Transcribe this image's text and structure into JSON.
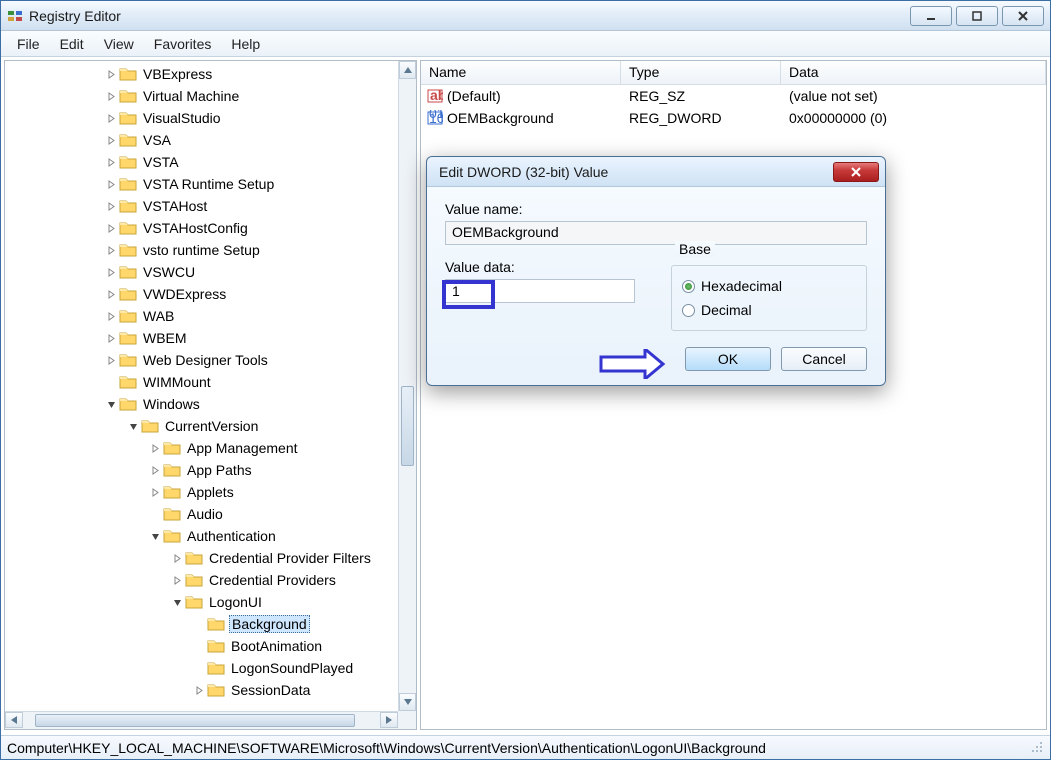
{
  "window": {
    "title": "Registry Editor"
  },
  "menu": [
    "File",
    "Edit",
    "View",
    "Favorites",
    "Help"
  ],
  "tree": [
    {
      "indent": 0,
      "exp": "closed",
      "label": "VBExpress"
    },
    {
      "indent": 0,
      "exp": "closed",
      "label": "Virtual Machine"
    },
    {
      "indent": 0,
      "exp": "closed",
      "label": "VisualStudio"
    },
    {
      "indent": 0,
      "exp": "closed",
      "label": "VSA"
    },
    {
      "indent": 0,
      "exp": "closed",
      "label": "VSTA"
    },
    {
      "indent": 0,
      "exp": "closed",
      "label": "VSTA Runtime Setup"
    },
    {
      "indent": 0,
      "exp": "closed",
      "label": "VSTAHost"
    },
    {
      "indent": 0,
      "exp": "closed",
      "label": "VSTAHostConfig"
    },
    {
      "indent": 0,
      "exp": "closed",
      "label": "vsto runtime Setup"
    },
    {
      "indent": 0,
      "exp": "closed",
      "label": "VSWCU"
    },
    {
      "indent": 0,
      "exp": "closed",
      "label": "VWDExpress"
    },
    {
      "indent": 0,
      "exp": "closed",
      "label": "WAB"
    },
    {
      "indent": 0,
      "exp": "closed",
      "label": "WBEM"
    },
    {
      "indent": 0,
      "exp": "closed",
      "label": "Web Designer Tools"
    },
    {
      "indent": 0,
      "exp": "none",
      "label": "WIMMount"
    },
    {
      "indent": 0,
      "exp": "open",
      "label": "Windows"
    },
    {
      "indent": 1,
      "exp": "open",
      "label": "CurrentVersion"
    },
    {
      "indent": 2,
      "exp": "closed",
      "label": "App Management"
    },
    {
      "indent": 2,
      "exp": "closed",
      "label": "App Paths"
    },
    {
      "indent": 2,
      "exp": "closed",
      "label": "Applets"
    },
    {
      "indent": 2,
      "exp": "none",
      "label": "Audio"
    },
    {
      "indent": 2,
      "exp": "open",
      "label": "Authentication"
    },
    {
      "indent": 3,
      "exp": "closed",
      "label": "Credential Provider Filters"
    },
    {
      "indent": 3,
      "exp": "closed",
      "label": "Credential Providers"
    },
    {
      "indent": 3,
      "exp": "open",
      "label": "LogonUI"
    },
    {
      "indent": 4,
      "exp": "none",
      "label": "Background",
      "selected": true
    },
    {
      "indent": 4,
      "exp": "none",
      "label": "BootAnimation"
    },
    {
      "indent": 4,
      "exp": "none",
      "label": "LogonSoundPlayed"
    },
    {
      "indent": 4,
      "exp": "closed",
      "label": "SessionData"
    }
  ],
  "list": {
    "columns": [
      "Name",
      "Type",
      "Data"
    ],
    "rows": [
      {
        "icon": "string",
        "name": "(Default)",
        "type": "REG_SZ",
        "data": "(value not set)"
      },
      {
        "icon": "binary",
        "name": "OEMBackground",
        "type": "REG_DWORD",
        "data": "0x00000000 (0)"
      }
    ]
  },
  "dialog": {
    "title": "Edit DWORD (32-bit) Value",
    "value_name_label": "Value name:",
    "value_name": "OEMBackground",
    "value_data_label": "Value data:",
    "value_data": "1",
    "base_label": "Base",
    "radio_hex": "Hexadecimal",
    "radio_dec": "Decimal",
    "ok": "OK",
    "cancel": "Cancel"
  },
  "status": "Computer\\HKEY_LOCAL_MACHINE\\SOFTWARE\\Microsoft\\Windows\\CurrentVersion\\Authentication\\LogonUI\\Background"
}
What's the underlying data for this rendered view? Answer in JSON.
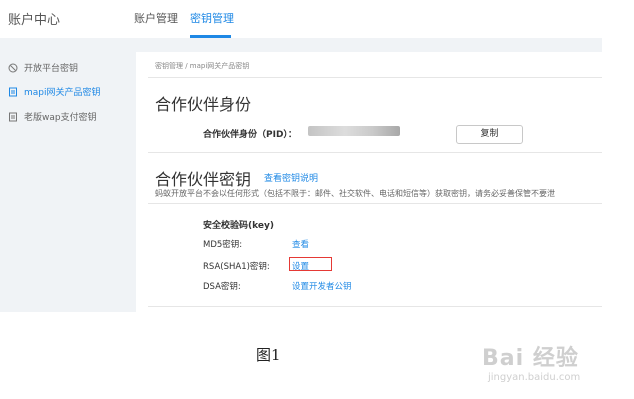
{
  "header": {
    "title": "账户中心",
    "tabs": [
      {
        "label": "账户管理"
      },
      {
        "label": "密钥管理"
      }
    ]
  },
  "sidebar": {
    "items": [
      {
        "label": "开放平台密钥",
        "icon": "power-icon"
      },
      {
        "label": "mapi网关产品密钥",
        "icon": "doc-icon"
      },
      {
        "label": "老版wap支付密钥",
        "icon": "doc-icon"
      }
    ]
  },
  "breadcrumb": {
    "text": "密钥管理 / mapi网关产品密钥"
  },
  "partner_identity": {
    "heading": "合作伙伴身份",
    "pid_label": "合作伙伴身份（PID）：",
    "copy_button": "复制"
  },
  "partner_key": {
    "heading": "合作伙伴密钥",
    "view_link": "查看密钥说明",
    "notice": "蚂蚁开放平台不会以任何形式（包括不限于：邮件、社交软件、电话和短信等）获取密钥，请务必妥善保管不要泄"
  },
  "keys": {
    "title": "安全校验码(key)",
    "rows": [
      {
        "label": "MD5密钥:",
        "action": "查看"
      },
      {
        "label": "RSA(SHA1)密钥:",
        "action": "设置"
      },
      {
        "label": "DSA密钥:",
        "action": "设置开发者公钥"
      }
    ]
  },
  "caption": "图1",
  "watermark": {
    "main": "Bai 经验",
    "sub": "jingyan.baidu.com"
  },
  "colors": {
    "accent": "#1e88e5",
    "highlight": "#e53935",
    "sidebar_bg": "#f0f3f6"
  }
}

::::

=== Written task ===
Repeat the material above in full and exactly, apart from the pictures.

=== Answer below ===
Transcribe this image's text and structure into JSON.
{
  "window": {
    "title": "Registry Editor"
  },
  "menu": [
    "File",
    "Edit",
    "View",
    "Favorites",
    "Help"
  ],
  "tree": [
    {
      "indent": 0,
      "exp": "closed",
      "label": "VBExpress"
    },
    {
      "indent": 0,
      "exp": "closed",
      "label": "Virtual Machine"
    },
    {
      "indent": 0,
      "exp": "closed",
      "label": "VisualStudio"
    },
    {
      "indent": 0,
      "exp": "closed",
      "label": "VSA"
    },
    {
      "indent": 0,
      "exp": "closed",
      "label": "VSTA"
    },
    {
      "indent": 0,
      "exp": "closed",
      "label": "VSTA Runtime Setup"
    },
    {
      "indent": 0,
      "exp": "closed",
      "label": "VSTAHost"
    },
    {
      "indent": 0,
      "exp": "closed",
      "label": "VSTAHostConfig"
    },
    {
      "indent": 0,
      "exp": "closed",
      "label": "vsto runtime Setup"
    },
    {
      "indent": 0,
      "exp": "closed",
      "label": "VSWCU"
    },
    {
      "indent": 0,
      "exp": "closed",
      "label": "VWDExpress"
    },
    {
      "indent": 0,
      "exp": "closed",
      "label": "WAB"
    },
    {
      "indent": 0,
      "exp": "closed",
      "label": "WBEM"
    },
    {
      "indent": 0,
      "exp": "closed",
      "label": "Web Designer Tools"
    },
    {
      "indent": 0,
      "exp": "none",
      "label": "WIMMount"
    },
    {
      "indent": 0,
      "exp": "open",
      "label": "Windows"
    },
    {
      "indent": 1,
      "exp": "open",
      "label": "CurrentVersion"
    },
    {
      "indent": 2,
      "exp": "closed",
      "label": "App Management"
    },
    {
      "indent": 2,
      "exp": "closed",
      "label": "App Paths"
    },
    {
      "indent": 2,
      "exp": "closed",
      "label": "Applets"
    },
    {
      "indent": 2,
      "exp": "none",
      "label": "Audio"
    },
    {
      "indent": 2,
      "exp": "open",
      "label": "Authentication"
    },
    {
      "indent": 3,
      "exp": "closed",
      "label": "Credential Provider Filters"
    },
    {
      "indent": 3,
      "exp": "closed",
      "label": "Credential Providers"
    },
    {
      "indent": 3,
      "exp": "open",
      "label": "LogonUI"
    },
    {
      "indent": 4,
      "exp": "none",
      "label": "Background",
      "selected": true
    },
    {
      "indent": 4,
      "exp": "none",
      "label": "BootAnimation"
    },
    {
      "indent": 4,
      "exp": "none",
      "label": "LogonSoundPlayed"
    },
    {
      "indent": 4,
      "exp": "closed",
      "label": "SessionData"
    }
  ],
  "list": {
    "columns": [
      "Name",
      "Type",
      "Data"
    ],
    "rows": [
      {
        "icon": "string",
        "name": "(Default)",
        "type": "REG_SZ",
        "data": "(value not set)"
      },
      {
        "icon": "binary",
        "name": "OEMBackground",
        "type": "REG_DWORD",
        "data": "0x00000000 (0)"
      }
    ]
  },
  "dialog": {
    "title": "Edit DWORD (32-bit) Value",
    "value_name_label": "Value name:",
    "value_name": "OEMBackground",
    "value_data_label": "Value data:",
    "value_data": "1",
    "base_label": "Base",
    "radio_hex": "Hexadecimal",
    "radio_dec": "Decimal",
    "ok": "OK",
    "cancel": "Cancel"
  },
  "status": "Computer\\HKEY_LOCAL_MACHINE\\SOFTWARE\\Microsoft\\Windows\\CurrentVersion\\Authentication\\LogonUI\\Background"
}
What's the underlying data for this rendered view? Answer in JSON.
{
  "header": {
    "title": "账户中心",
    "tabs": [
      {
        "label": "账户管理"
      },
      {
        "label": "密钥管理"
      }
    ]
  },
  "sidebar": {
    "items": [
      {
        "label": "开放平台密钥",
        "icon": "power-icon"
      },
      {
        "label": "mapi网关产品密钥",
        "icon": "doc-icon"
      },
      {
        "label": "老版wap支付密钥",
        "icon": "doc-icon"
      }
    ]
  },
  "breadcrumb": {
    "text": "密钥管理 / mapi网关产品密钥"
  },
  "partner_identity": {
    "heading": "合作伙伴身份",
    "pid_label": "合作伙伴身份（PID）：",
    "copy_button": "复制"
  },
  "partner_key": {
    "heading": "合作伙伴密钥",
    "view_link": "查看密钥说明",
    "notice": "蚂蚁开放平台不会以任何形式（包括不限于：邮件、社交软件、电话和短信等）获取密钥，请务必妥善保管不要泄"
  },
  "keys": {
    "title": "安全校验码(key)",
    "rows": [
      {
        "label": "MD5密钥:",
        "action": "查看"
      },
      {
        "label": "RSA(SHA1)密钥:",
        "action": "设置"
      },
      {
        "label": "DSA密钥:",
        "action": "设置开发者公钥"
      }
    ]
  },
  "caption": "图1",
  "watermark": {
    "main": "Bai 经验",
    "sub": "jingyan.baidu.com"
  },
  "colors": {
    "accent": "#1e88e5",
    "highlight": "#e53935",
    "sidebar_bg": "#f0f3f6"
  }
}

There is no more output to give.